TEXTE SOURCE:
Elle a également appelé à améliorer la qualité, l’efficacité et l’impact de la coopération au développement, en particulier pour les pays en situation particulière.
Quand on parle de modalités, on veut parler d’approches, de politiques, et d’efficacité des interventions qui doivent être en fonction du contexte, en particulier dans les pays vulnérables, a renchéri le Directeur de l’Agence italienne de coopération pour le développement (AICS). Outre les prêts à condition avantageuse, M. MARCO RICCARDO RUSCONI a cité les échanges de dettes, un instrument important de financement qui s’est avéré très efficace pour soutenir le développement. Par ailleurs, l’Italie a passé 16 accords avec des partenaires, dans le cadre desquels nous partageons nos pratiques optimales dans des domaines aussi variés que la sensibilisation aux initiatives climatiques. Nous avons également mis en place un fonds italien pour le climat, doté de 4,4 millions d’euros, consacré au financement de mesures d’atténuation mais aussi d’adaptation, s’est-il encore félicité.
Conseiller spécial du Ministre de la santé publique et de la population d’Haïti, M. Paul Ruddy Mentor a dressé pour sa part un bilan des actions à entreprendre. À court terme, il faudrait que les États mettent en place des groupes d’intervention rapide, comme le Rapport d’Évaluation Rapide de l’Impact de la Crise (Rapid Crisis Impact Assessment - RCIA), créé par le Gouvernement haïtien avec l’appui des organisations internationales, et renforcer les mécanismes de coordination interagences. À moyen terme, M. Mentor a préconisé d’investir dans l’analyse des données pour améliorer les prévisions et de développer les initiatives communautaires, et à long terme, d’institutionnaliser les processus d’élaboration de politiques adaptatives et de concevoir des infrastructures résilientes et des filets de sécurité sociale.

DONNÉES EXTRAITES:
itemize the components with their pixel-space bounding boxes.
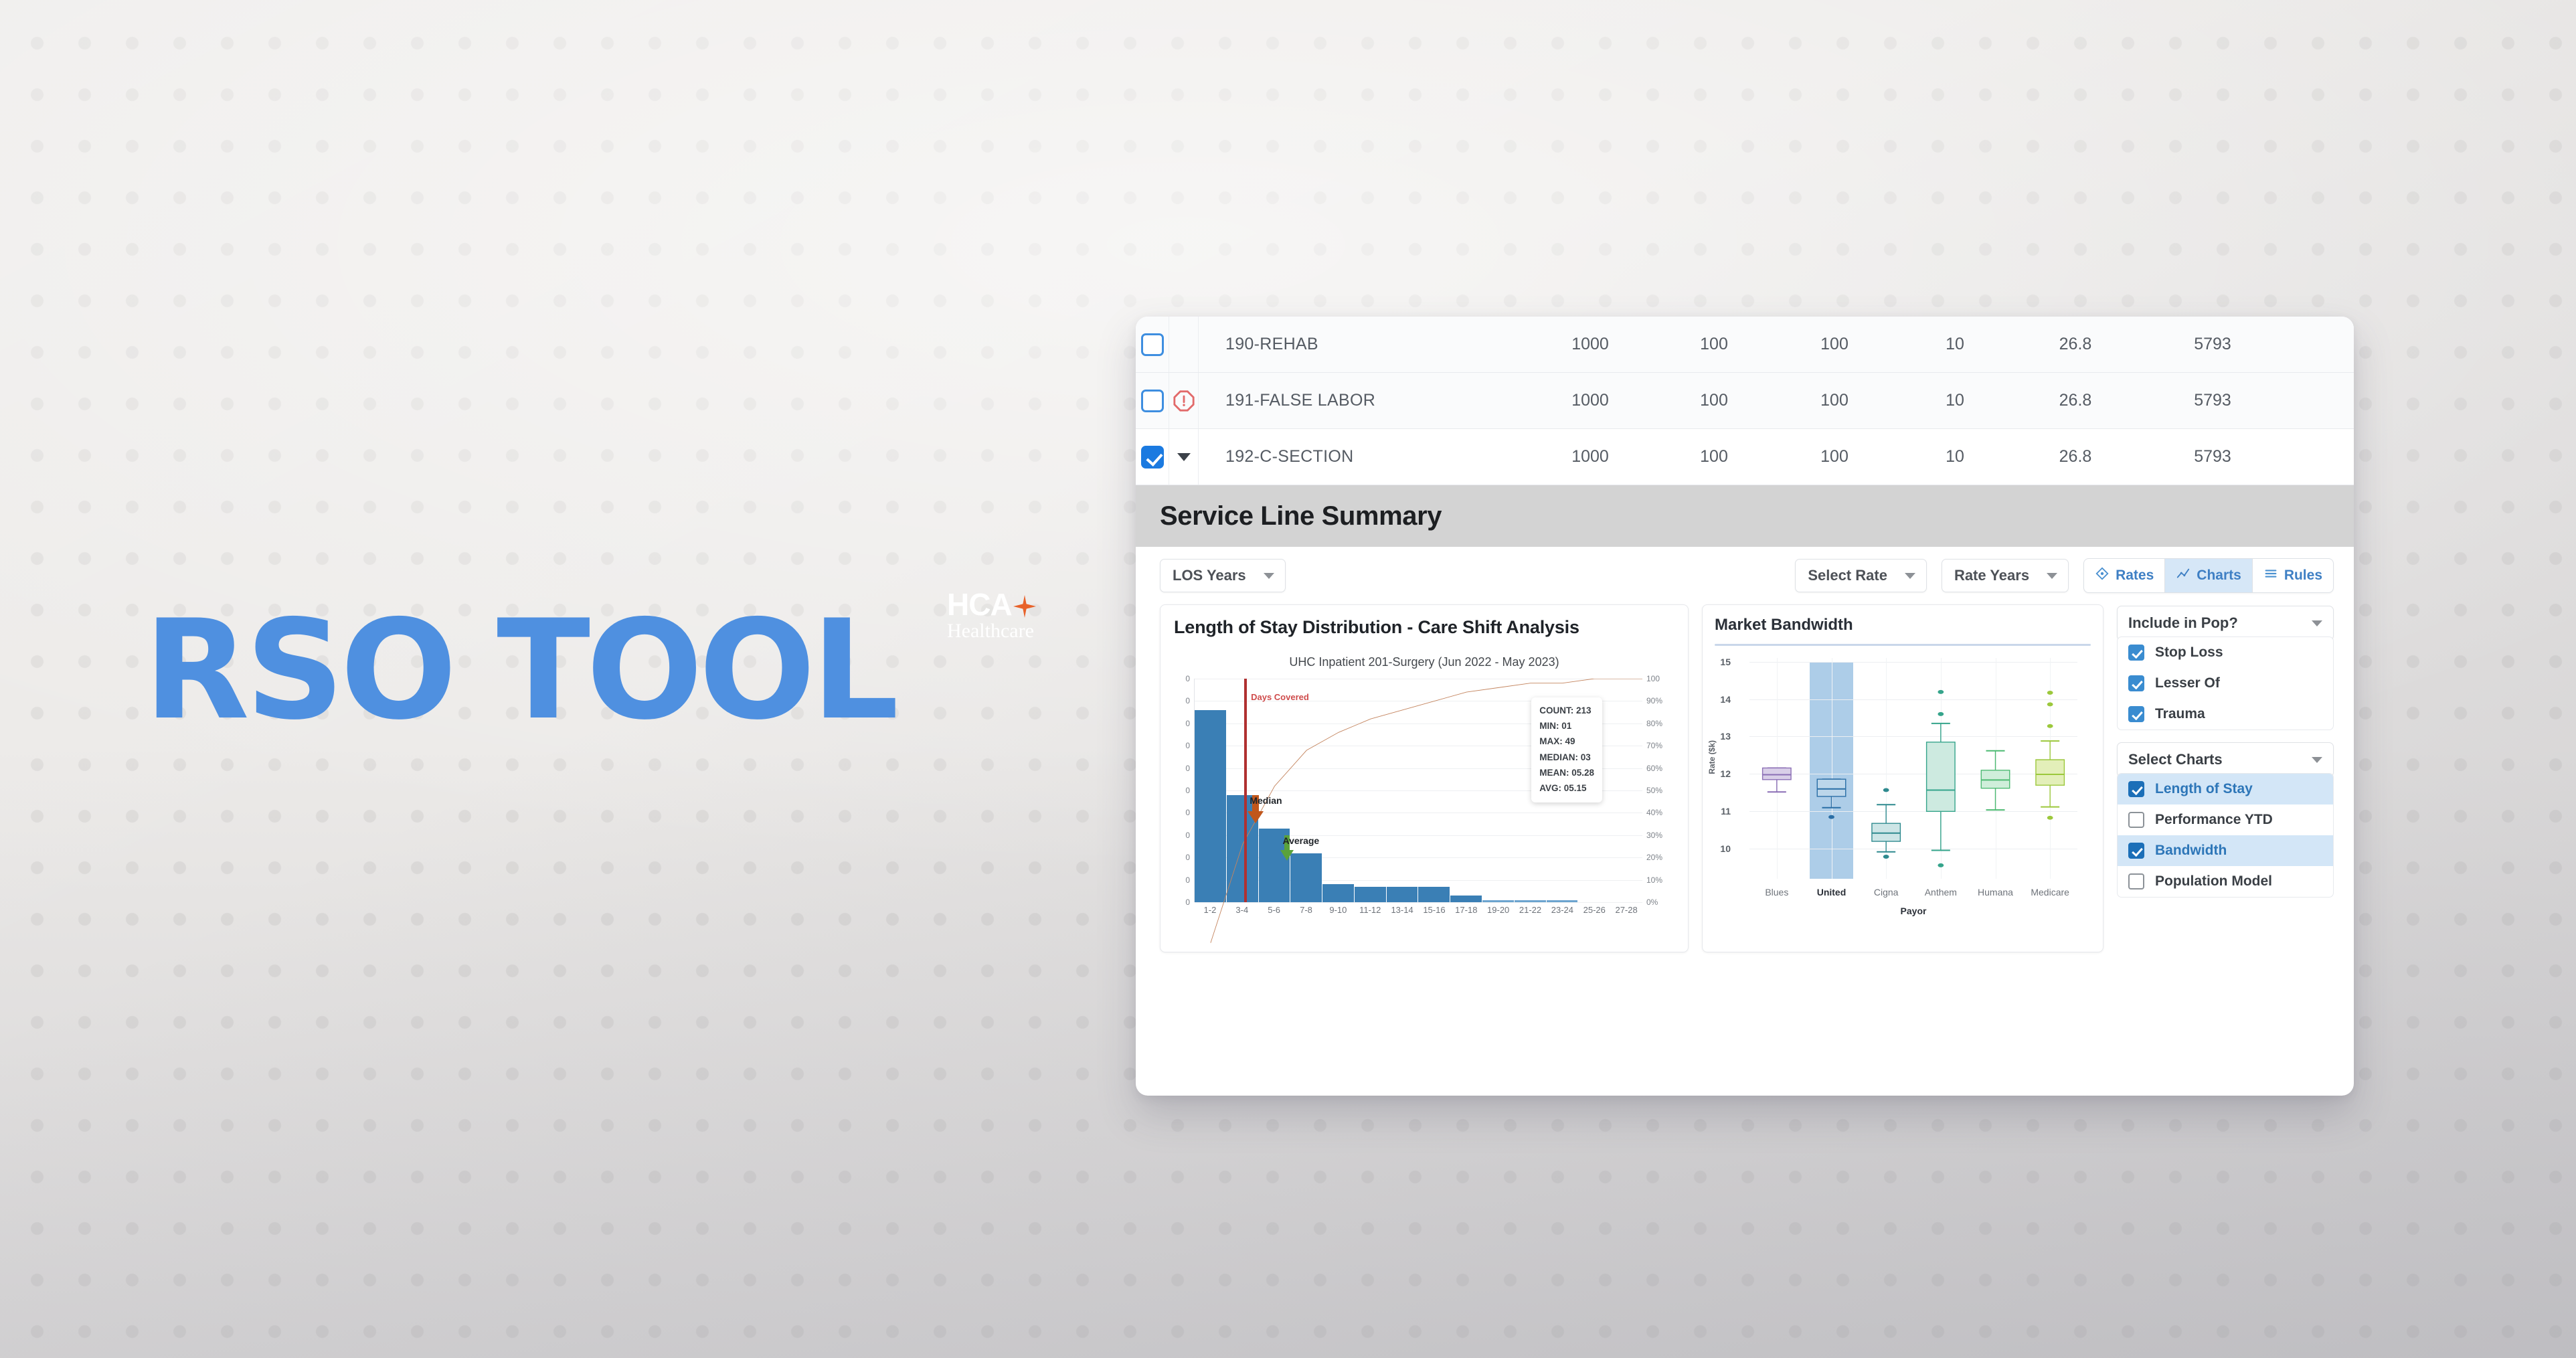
list-item[interactable]: Stop Loss <box>2118 637 2333 668</box>
x-axis-tick: 11-12 <box>1354 905 1386 926</box>
list-item[interactable]: Performance YTD <box>2118 804 2333 835</box>
checkbox[interactable] <box>2128 843 2144 859</box>
include-in-pop-dropdown[interactable]: Include in Pop? <box>2117 606 2334 641</box>
table-row[interactable]: 192-C-SECTION 1000 100 100 10 26.8 5793 <box>1136 429 2354 485</box>
los-stats-tooltip: COUNT: 213MIN: 01MAX: 49MEDIAN: 03MEAN: … <box>1531 697 1602 802</box>
chevron-down-icon[interactable] <box>1177 453 1191 461</box>
x-axis-tick: 19-20 <box>1482 905 1515 926</box>
los-x-axis-labels: 1-23-45-67-89-1011-1213-1415-1617-1819-2… <box>1194 905 1642 926</box>
select-rate-dropdown[interactable]: Select Rate <box>1795 559 1927 592</box>
item-label: Stop Loss <box>2155 645 2223 661</box>
boxplot-anthem <box>1927 690 1955 867</box>
x-axis-tick: 15-16 <box>1418 905 1450 926</box>
item-label: Bandwidth <box>2155 843 2227 859</box>
cell-v5: 26.8 <box>2015 335 2136 354</box>
cell-service-line: 190-REHAB <box>1199 335 1527 354</box>
y-axis-right-tick: 90% <box>1646 696 1662 705</box>
cell-v3: 100 <box>1774 391 1895 410</box>
los-plot-area: Days Covered Median Average COUNT: 213MI <box>1194 679 1642 902</box>
y-axis-right-tick: 30% <box>1646 831 1662 840</box>
y-axis-right-tick: 0% <box>1646 898 1658 907</box>
cell-v2: 100 <box>1654 335 1774 354</box>
boxplot-series <box>1749 658 2077 879</box>
x-axis-tick: 1-2 <box>1194 905 1226 926</box>
stat-min: MIN: 01 <box>1539 718 1594 734</box>
cell-service-line: 191-FALSE LABOR <box>1199 391 1527 410</box>
list-icon <box>2263 566 2278 585</box>
page-title: RSO TOOL <box>144 606 895 736</box>
chevron-down-icon <box>2312 620 2322 626</box>
length-of-stay-chart-card: Length of Stay Distribution - Care Shift… <box>1160 604 1689 952</box>
tab-rates[interactable]: Rates <box>2084 559 2165 592</box>
bandwidth-x-axis-label: Payor <box>1749 906 2077 916</box>
y-axis-right-tick: 70% <box>1646 741 1662 750</box>
los-years-dropdown[interactable]: LOS Years <box>1160 559 1286 592</box>
x-axis-tick: 3-4 <box>1226 905 1258 926</box>
include-in-pop-list: Stop Loss Lesser Of Trauma <box>2117 636 2334 730</box>
select-charts-label: Select Charts <box>2128 751 2223 768</box>
row-select-cell[interactable] <box>1136 429 1169 485</box>
include-in-pop-label: Include in Pop? <box>2128 614 2238 632</box>
service-line-table: 190-REHAB 1000 100 100 10 26.8 5793 <box>1136 317 2354 485</box>
stat-mean: MEAN: 05.28 <box>1539 765 1594 780</box>
cell-v5: 26.8 <box>2015 447 2136 466</box>
y-axis-right-tick: 20% <box>1646 853 1662 862</box>
x-axis-tick: Medicare <box>2031 887 2069 898</box>
view-toggle-group: Rates Charts <box>2083 558 2334 593</box>
x-axis-tick: 21-22 <box>1515 905 1547 926</box>
table-row[interactable]: 190-REHAB 1000 100 100 10 26.8 5793 <box>1136 317 2354 373</box>
tab-charts[interactable]: Charts <box>2165 559 2253 592</box>
toolbar-right-group: Select Rate Rate Years Rates <box>1795 558 2334 593</box>
select-charts-dropdown[interactable]: Select Charts <box>2117 742 2334 777</box>
boxplot-blues <box>1763 768 1791 792</box>
tag-icon <box>2095 566 2110 585</box>
y-axis-right-tick: 80% <box>1646 719 1662 728</box>
select-charts-list: Length of Stay Performance YTD Bandwidth… <box>2117 773 2334 898</box>
tab-charts-label: Charts <box>2197 568 2241 584</box>
checkbox[interactable] <box>2128 645 2144 661</box>
cell-v1: 1000 <box>1527 335 1654 354</box>
select-charts-group: Select Charts Length of Stay Performance… <box>2117 742 2334 898</box>
hca-star-icon <box>1013 595 1036 618</box>
los-chart-subtitle: UHC Inpatient 201-Surgery (Jun 2022 - Ma… <box>1174 655 1675 669</box>
cell-v6: 5793 <box>2136 335 2290 354</box>
x-axis-tick: 27-28 <box>1610 905 1642 926</box>
list-item[interactable]: Length of Stay <box>2118 774 2333 804</box>
x-axis-tick: Anthem <box>1925 887 1957 898</box>
y-axis-tick: 14 <box>1720 694 1731 705</box>
list-item[interactable]: Bandwidth <box>2118 835 2333 866</box>
median-label: Median <box>1250 795 1282 806</box>
y-axis-left-tick: 0 <box>1185 696 1190 705</box>
x-axis-tick: 7-8 <box>1290 905 1322 926</box>
x-axis-tick: 25-26 <box>1578 905 1610 926</box>
x-axis-tick: Humana <box>1978 887 2013 898</box>
y-axis-left-tick: 0 <box>1185 808 1190 817</box>
scatter-line-icon <box>2176 566 2191 585</box>
hca-healthcare-logo: HCA Healthcare <box>947 589 1047 641</box>
row-select-cell[interactable] <box>1136 317 1169 372</box>
days-covered-line <box>1244 679 1247 902</box>
x-axis-tick: United <box>1817 887 1847 898</box>
list-item[interactable]: Lesser Of <box>2118 668 2333 699</box>
row-checkbox[interactable] <box>1141 446 1164 469</box>
x-axis-tick: 23-24 <box>1546 905 1578 926</box>
average-annotation: Average <box>1280 835 1319 846</box>
table-row[interactable]: 191-FALSE LABOR 1000 100 100 10 26.8 579… <box>1136 373 2354 429</box>
cell-v2: 100 <box>1654 447 1774 466</box>
cell-v1: 1000 <box>1527 391 1654 410</box>
cell-v6: 5793 <box>2136 391 2290 410</box>
cell-v3: 100 <box>1774 447 1895 466</box>
checkbox[interactable] <box>2128 873 2144 889</box>
summary-title: Service Line Summary <box>1160 501 1442 531</box>
list-item[interactable]: Trauma <box>2118 699 2333 730</box>
item-label: Length of Stay <box>2155 781 2253 797</box>
item-label: Trauma <box>2155 706 2205 722</box>
y-axis-tick: 10 <box>1720 843 1731 854</box>
summary-header-band: Service Line Summary <box>1136 485 2354 547</box>
y-axis-tick: 11 <box>1721 806 1731 817</box>
row-flag-cell <box>1169 317 1199 372</box>
los-y-axis-left: 00000000000 <box>1174 679 1193 902</box>
cell-v4: 10 <box>1895 447 2015 466</box>
item-label: Performance YTD <box>2155 812 2273 828</box>
bandwidth-plot-area <box>1749 658 2077 879</box>
y-axis-right-tick: 40% <box>1646 808 1662 817</box>
y-axis-tick: 15 <box>1720 657 1731 667</box>
chart-toolbar: LOS Years Select Rate Rate Years <box>1136 547 2354 604</box>
stat-max: MAX: 49 <box>1539 734 1594 749</box>
cell-v5: 26.8 <box>2015 391 2136 410</box>
y-axis-left-tick: 0 <box>1185 831 1190 840</box>
list-item[interactable]: Population Model <box>2118 866 2333 897</box>
x-axis-tick: 13-14 <box>1386 905 1418 926</box>
median-annotation: Median <box>1247 795 1282 806</box>
bandwidth-chart-title: Market Bandwidth <box>1715 616 2091 634</box>
row-expand-cell[interactable] <box>1169 429 1199 485</box>
y-axis-left-tick: 0 <box>1185 764 1190 773</box>
los-years-label: LOS Years <box>1173 567 1246 584</box>
x-axis-tick: 17-18 <box>1450 905 1482 926</box>
y-axis-left-tick: 0 <box>1185 786 1190 795</box>
y-axis-right-tick: 10% <box>1646 875 1662 885</box>
y-axis-left-tick: 0 <box>1185 674 1190 683</box>
hca-subtitle: Healthcare <box>947 621 1047 641</box>
days-covered-label: Days Covered <box>1251 692 1309 702</box>
row-flag-cell[interactable] <box>1169 373 1199 428</box>
y-axis-left-tick: 0 <box>1185 741 1190 750</box>
chevron-down-icon <box>2312 757 2322 763</box>
stat-count: COUNT: 213 <box>1539 703 1594 718</box>
chevron-down-icon <box>1905 573 1915 579</box>
stat-avg: AVG: 05.15 <box>1539 780 1594 796</box>
row-select-cell[interactable] <box>1136 373 1169 428</box>
cell-v2: 100 <box>1654 391 1774 410</box>
y-axis-left-tick: 0 <box>1185 853 1190 862</box>
y-axis-right-tick: 100 <box>1646 674 1660 683</box>
y-axis-tick: 12 <box>1720 768 1731 779</box>
market-bandwidth-chart-card: Market Bandwidth Rate ($k) Payor 1011121… <box>1702 604 2103 952</box>
y-axis-left-tick: 0 <box>1185 898 1190 907</box>
cell-service-line: 192-C-SECTION <box>1199 447 1527 466</box>
app-window: 190-REHAB 1000 100 100 10 26.8 5793 <box>1136 317 2354 1096</box>
hca-wordmark: HCA <box>947 589 1012 620</box>
x-axis-tick: Blues <box>1765 887 1788 898</box>
tab-rates-label: Rates <box>2116 568 2154 584</box>
los-plot: 00000000000 Days Covered Median <box>1174 679 1675 926</box>
warning-icon[interactable] <box>1173 390 1195 412</box>
los-chart-title: Length of Stay Distribution - Care Shift… <box>1174 617 1675 638</box>
boxplot-cigna <box>1872 788 1900 858</box>
boxplot-humana <box>1981 751 2009 810</box>
rate-years-dropdown[interactable]: Rate Years <box>1942 559 2069 592</box>
row-checkbox[interactable] <box>1141 333 1164 356</box>
chart-controls-sidebar: Include in Pop? Stop Loss Lesser Of Trau… <box>2117 604 2334 952</box>
charts-body: Length of Stay Distribution - Care Shift… <box>1136 604 2354 952</box>
y-axis-right-tick: 50% <box>1646 786 1662 795</box>
cell-v6: 5793 <box>2136 447 2290 466</box>
stat-median: MEDIAN: 03 <box>1539 750 1594 765</box>
checkbox[interactable] <box>2128 781 2144 797</box>
item-label: Lesser Of <box>2155 675 2220 691</box>
checkbox[interactable] <box>2128 706 2144 722</box>
checkbox[interactable] <box>2128 675 2144 691</box>
include-in-pop-group: Include in Pop? Stop Loss Lesser Of Trau… <box>2117 606 2334 730</box>
bandwidth-plot: Rate ($k) Payor 101112131415BluesUnitedC… <box>1715 653 2091 920</box>
rate-years-label: Rate Years <box>1954 567 2029 584</box>
boxplot-medicare <box>2036 691 2064 820</box>
boxplot-united <box>1817 779 1845 819</box>
y-axis-left-tick: 0 <box>1185 719 1190 728</box>
y-axis-tick: 13 <box>1720 731 1731 742</box>
x-axis-tick: 9-10 <box>1322 905 1354 926</box>
cell-v1: 1000 <box>1527 447 1654 466</box>
cell-v4: 10 <box>1895 391 2015 410</box>
item-label: Population Model <box>2155 873 2272 889</box>
chevron-down-icon <box>1264 573 1274 579</box>
los-y-axis-right: 0%10%20%30%40%50%60%70%80%90%100 <box>1644 679 1675 902</box>
tab-rules[interactable]: Rules <box>2253 559 2333 592</box>
select-rate-label: Select Rate <box>1808 567 1887 584</box>
tab-rules-label: Rules <box>2284 568 2322 584</box>
bandwidth-y-axis-label: Rate ($k) <box>1707 740 1717 774</box>
cell-v4: 10 <box>1895 335 2015 354</box>
x-axis-tick: 5-6 <box>1258 905 1290 926</box>
x-axis-tick: Cigna <box>1874 887 1899 898</box>
cell-v3: 100 <box>1774 335 1895 354</box>
y-axis-right-tick: 60% <box>1646 764 1662 773</box>
divider <box>1715 644 2091 646</box>
hero-block: RSO TOOL HCA Healthcare <box>144 606 895 736</box>
row-checkbox[interactable] <box>1141 390 1164 412</box>
chevron-down-icon <box>2047 573 2057 579</box>
y-axis-left-tick: 0 <box>1185 875 1190 885</box>
checkbox[interactable] <box>2128 812 2144 828</box>
average-label: Average <box>1282 835 1319 846</box>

ÉNONCÉ A:
Reproduisez fidèlement le passage du texte sur la coopération au développement qui va de « Quand on parle » jusqu'à « s’est-il encore félicité. ».
ÉNONCÉ B:
Poursuivez le texte sur la coopération au développement à partir de sa dernière phrase.
Les lignes proviennent d'une source distincte du texte sur la coopération au développement.

RÉSULTAT A:
Quand on parle de modalités, on veut parler d’approches, de politiques, et d’efficacité des interventions qui doivent être en fonction du contexte, en particulier dans les pays vulnérables, a renchéri le Directeur de l’Agence italienne de coopération pour le développement (AICS). Outre les prêts à condition avantageuse, M. MARCO RICCARDO RUSCONI a cité les échanges de dettes, un instrument important de financement qui s’est avéré très efficace pour soutenir le développement. Par ailleurs, l’Italie a passé 16 accords avec des partenaires, dans le cadre desquels nous partageons nos pratiques optimales dans des domaines aussi variés que la sensibilisation aux initiatives climatiques. Nous avons également mis en place un fonds italien pour le climat, doté de 4,4 millions d’euros, consacré au financement de mesures d’atténuation mais aussi d’adaptation, s’est-il encore félicité.

RÉSULTAT B:
À son tour, la Directrice de la coopération pour le développement au Ministère des finances et de la planification nationale de la Zambie, Mme PAMELA KAUSENI, a indiqué que son pays finançait le soutien aux projets, soit par des prêts, soit par des subventions. L’appui budgétaire sectoriel a été utilisé principalement dans les domaines de la santé et de l’éducation, et l’appui budgétaire général l’a été pendant la période suivant l’Initiative en faveur des pays pauvres très endettés (PPTE), à laquelle, a-t-elle précisé, la plupart des partenaires de développement ont cessé de souscrire vers 2013. Toutefois, la Banque mondiale et la Banque africaine de développement se sont montrées disposées à assurer l’appui budgétaire général, principalement pour soutenir les réformes macroéconomiques dans les pays qui en ont besoin.
À l’issue de ces interventions, l’Inde a expliqué que son modèle de développement inclut différents instruments et formes d’aide, considérant que ce panachage doit être conforme aux priorités nationales du pays bénéficiaire. Le meilleur moyen de compenser le déclin de l’Aide publique au développement (APD) est encore de mettre en place des financements mixtes public-privé, a estimé le Réseau européen sur la dette et le développement. Les Philippines ont souligné que la réforme de l’architecture financière internationale est indispensable pour renforcer l’intégration des plans de développement et éviter l’exclusion des pays à revenus intermédiaires des processus de prise de décision.
Table ronde 3: Quels sont les moteurs de la qualité, de l’impact et d’un véritable leadership national dans la coopération internationale en matière de développement?
Fragmentation de l’aide, manque de moyens, lassitude – panélistes et délégations ont dressé une longue liste des défis à relever avant de pouvoir véritablement renforcer la coopération internationale en matière de développement.
Insistant sur l’importance de la responsabilité mutuelle dans les cadres de coopération internationale, le Directeur général par intérim de la National Development Agency d’Afrique du Sud, M. THABANI BUTHELEZI, a estimé que les relations traditionnelles donateur-bénéficiaire doivent évoluer vers des partenariats équitables privilégiant les bénéfices mutuels.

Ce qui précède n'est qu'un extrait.